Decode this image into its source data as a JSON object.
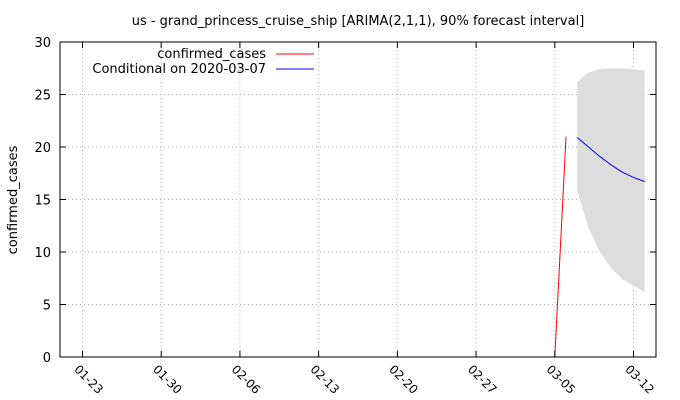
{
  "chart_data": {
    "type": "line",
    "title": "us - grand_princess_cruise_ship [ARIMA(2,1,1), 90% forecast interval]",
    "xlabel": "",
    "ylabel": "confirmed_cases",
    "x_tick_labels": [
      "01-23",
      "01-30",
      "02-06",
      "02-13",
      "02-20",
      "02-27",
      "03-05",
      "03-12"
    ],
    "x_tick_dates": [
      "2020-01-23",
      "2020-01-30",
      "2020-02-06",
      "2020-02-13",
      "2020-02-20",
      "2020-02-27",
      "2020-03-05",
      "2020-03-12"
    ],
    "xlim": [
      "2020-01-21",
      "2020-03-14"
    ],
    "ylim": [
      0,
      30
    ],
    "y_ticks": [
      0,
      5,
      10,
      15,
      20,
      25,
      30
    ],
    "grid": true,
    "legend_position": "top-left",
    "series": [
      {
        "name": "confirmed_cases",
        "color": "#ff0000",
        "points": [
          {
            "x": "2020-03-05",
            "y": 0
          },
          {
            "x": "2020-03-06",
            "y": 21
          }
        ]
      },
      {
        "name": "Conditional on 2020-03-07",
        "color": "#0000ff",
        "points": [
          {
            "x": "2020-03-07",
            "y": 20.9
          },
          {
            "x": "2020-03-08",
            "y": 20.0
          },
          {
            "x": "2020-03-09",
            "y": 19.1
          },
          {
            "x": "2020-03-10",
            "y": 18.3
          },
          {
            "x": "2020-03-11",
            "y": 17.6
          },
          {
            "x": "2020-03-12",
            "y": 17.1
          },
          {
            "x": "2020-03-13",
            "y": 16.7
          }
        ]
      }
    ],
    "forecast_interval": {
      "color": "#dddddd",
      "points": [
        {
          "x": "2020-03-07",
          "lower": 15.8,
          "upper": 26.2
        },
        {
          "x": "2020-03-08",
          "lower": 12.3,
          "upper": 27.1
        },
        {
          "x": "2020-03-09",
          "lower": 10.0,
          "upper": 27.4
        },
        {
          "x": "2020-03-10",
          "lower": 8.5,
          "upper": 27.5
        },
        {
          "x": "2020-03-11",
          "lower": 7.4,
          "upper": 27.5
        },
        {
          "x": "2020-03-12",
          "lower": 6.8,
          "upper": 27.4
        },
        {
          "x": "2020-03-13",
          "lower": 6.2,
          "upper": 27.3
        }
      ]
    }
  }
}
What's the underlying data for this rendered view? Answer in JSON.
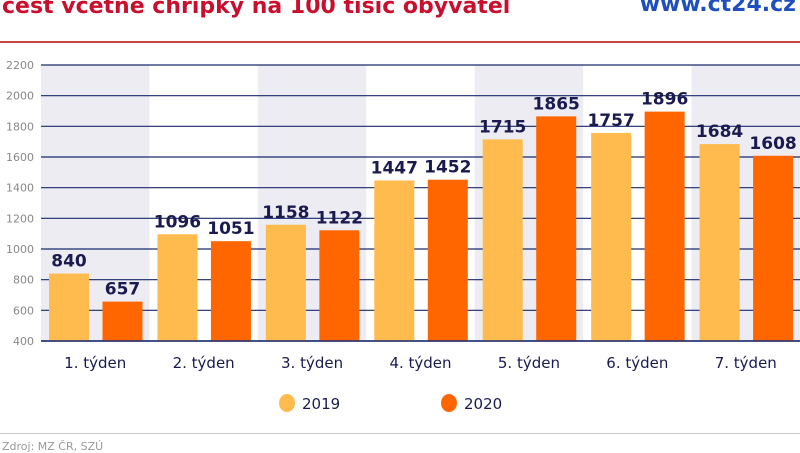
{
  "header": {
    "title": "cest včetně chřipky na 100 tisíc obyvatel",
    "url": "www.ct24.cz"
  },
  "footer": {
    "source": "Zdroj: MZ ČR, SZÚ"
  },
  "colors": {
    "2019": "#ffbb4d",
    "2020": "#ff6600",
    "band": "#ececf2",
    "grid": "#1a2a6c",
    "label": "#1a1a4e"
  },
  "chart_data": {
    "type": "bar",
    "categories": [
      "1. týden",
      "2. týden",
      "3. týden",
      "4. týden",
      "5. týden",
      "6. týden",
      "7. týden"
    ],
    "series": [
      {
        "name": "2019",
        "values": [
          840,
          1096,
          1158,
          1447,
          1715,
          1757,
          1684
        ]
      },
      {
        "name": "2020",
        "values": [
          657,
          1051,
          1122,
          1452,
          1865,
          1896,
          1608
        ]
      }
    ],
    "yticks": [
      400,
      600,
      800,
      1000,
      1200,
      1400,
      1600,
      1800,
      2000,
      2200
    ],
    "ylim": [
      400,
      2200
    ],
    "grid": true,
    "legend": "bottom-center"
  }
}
══════
■ **Exercise details**
Reproduce the records above exactly, leaving out every picture they contain.

■ **Output for this exercise**
Decode this image into its source data as a JSON object.
{
  "chart_data": {
    "type": "line",
    "title": "us - grand_princess_cruise_ship [ARIMA(2,1,1), 90% forecast interval]",
    "xlabel": "",
    "ylabel": "confirmed_cases",
    "x_tick_labels": [
      "01-23",
      "01-30",
      "02-06",
      "02-13",
      "02-20",
      "02-27",
      "03-05",
      "03-12"
    ],
    "x_tick_dates": [
      "2020-01-23",
      "2020-01-30",
      "2020-02-06",
      "2020-02-13",
      "2020-02-20",
      "2020-02-27",
      "2020-03-05",
      "2020-03-12"
    ],
    "xlim": [
      "2020-01-21",
      "2020-03-14"
    ],
    "ylim": [
      0,
      30
    ],
    "y_ticks": [
      0,
      5,
      10,
      15,
      20,
      25,
      30
    ],
    "grid": true,
    "legend_position": "top-left",
    "series": [
      {
        "name": "confirmed_cases",
        "color": "#ff0000",
        "points": [
          {
            "x": "2020-03-05",
            "y": 0
          },
          {
            "x": "2020-03-06",
            "y": 21
          }
        ]
      },
      {
        "name": "Conditional on 2020-03-07",
        "color": "#0000ff",
        "points": [
          {
            "x": "2020-03-07",
            "y": 20.9
          },
          {
            "x": "2020-03-08",
            "y": 20.0
          },
          {
            "x": "2020-03-09",
            "y": 19.1
          },
          {
            "x": "2020-03-10",
            "y": 18.3
          },
          {
            "x": "2020-03-11",
            "y": 17.6
          },
          {
            "x": "2020-03-12",
            "y": 17.1
          },
          {
            "x": "2020-03-13",
            "y": 16.7
          }
        ]
      }
    ],
    "forecast_interval": {
      "color": "#dddddd",
      "points": [
        {
          "x": "2020-03-07",
          "lower": 15.8,
          "upper": 26.2
        },
        {
          "x": "2020-03-08",
          "lower": 12.3,
          "upper": 27.1
        },
        {
          "x": "2020-03-09",
          "lower": 10.0,
          "upper": 27.4
        },
        {
          "x": "2020-03-10",
          "lower": 8.5,
          "upper": 27.5
        },
        {
          "x": "2020-03-11",
          "lower": 7.4,
          "upper": 27.5
        },
        {
          "x": "2020-03-12",
          "lower": 6.8,
          "upper": 27.4
        },
        {
          "x": "2020-03-13",
          "lower": 6.2,
          "upper": 27.3
        }
      ]
    }
  }
}
What's the underlying data for this rendered view? Answer in JSON.
{
  "header": {
    "title": "cest včetně chřipky na 100 tisíc obyvatel",
    "url": "www.ct24.cz"
  },
  "footer": {
    "source": "Zdroj: MZ ČR, SZÚ"
  },
  "colors": {
    "2019": "#ffbb4d",
    "2020": "#ff6600",
    "band": "#ececf2",
    "grid": "#1a2a6c",
    "label": "#1a1a4e"
  },
  "chart_data": {
    "type": "bar",
    "categories": [
      "1. týden",
      "2. týden",
      "3. týden",
      "4. týden",
      "5. týden",
      "6. týden",
      "7. týden"
    ],
    "series": [
      {
        "name": "2019",
        "values": [
          840,
          1096,
          1158,
          1447,
          1715,
          1757,
          1684
        ]
      },
      {
        "name": "2020",
        "values": [
          657,
          1051,
          1122,
          1452,
          1865,
          1896,
          1608
        ]
      }
    ],
    "yticks": [
      400,
      600,
      800,
      1000,
      1200,
      1400,
      1600,
      1800,
      2000,
      2200
    ],
    "ylim": [
      400,
      2200
    ],
    "grid": true,
    "legend": "bottom-center"
  }
}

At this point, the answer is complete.